[Dataset items]
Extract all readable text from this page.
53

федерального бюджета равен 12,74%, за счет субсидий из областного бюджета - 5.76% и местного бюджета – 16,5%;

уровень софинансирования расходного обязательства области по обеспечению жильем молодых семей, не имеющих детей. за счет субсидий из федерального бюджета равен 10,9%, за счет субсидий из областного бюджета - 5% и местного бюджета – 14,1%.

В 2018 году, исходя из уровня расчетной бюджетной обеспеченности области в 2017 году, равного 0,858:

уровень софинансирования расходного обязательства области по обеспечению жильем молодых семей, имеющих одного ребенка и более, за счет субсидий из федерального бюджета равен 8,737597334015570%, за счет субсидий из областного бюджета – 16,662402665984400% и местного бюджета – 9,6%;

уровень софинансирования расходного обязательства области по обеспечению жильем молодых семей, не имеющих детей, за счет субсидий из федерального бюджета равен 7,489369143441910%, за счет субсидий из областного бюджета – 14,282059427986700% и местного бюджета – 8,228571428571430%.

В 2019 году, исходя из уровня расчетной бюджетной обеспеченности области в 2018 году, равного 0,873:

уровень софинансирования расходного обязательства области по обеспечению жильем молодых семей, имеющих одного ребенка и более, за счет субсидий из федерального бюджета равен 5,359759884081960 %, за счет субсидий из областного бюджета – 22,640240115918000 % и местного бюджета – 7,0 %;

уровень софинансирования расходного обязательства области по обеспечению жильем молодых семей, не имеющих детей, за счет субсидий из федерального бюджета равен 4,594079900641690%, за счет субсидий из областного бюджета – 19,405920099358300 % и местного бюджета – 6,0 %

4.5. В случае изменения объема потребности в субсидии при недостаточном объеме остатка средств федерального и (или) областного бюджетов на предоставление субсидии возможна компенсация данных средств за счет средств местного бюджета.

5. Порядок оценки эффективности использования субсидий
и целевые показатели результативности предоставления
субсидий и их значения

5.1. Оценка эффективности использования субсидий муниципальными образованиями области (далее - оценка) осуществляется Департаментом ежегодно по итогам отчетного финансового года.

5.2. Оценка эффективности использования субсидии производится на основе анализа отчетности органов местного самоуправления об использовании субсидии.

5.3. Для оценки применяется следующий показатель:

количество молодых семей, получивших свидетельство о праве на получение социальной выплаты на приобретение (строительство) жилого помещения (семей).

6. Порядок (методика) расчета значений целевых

• Exercise: Only a number is wanted: how many lines of the material above hold "Порядок"?

• Written solution: 2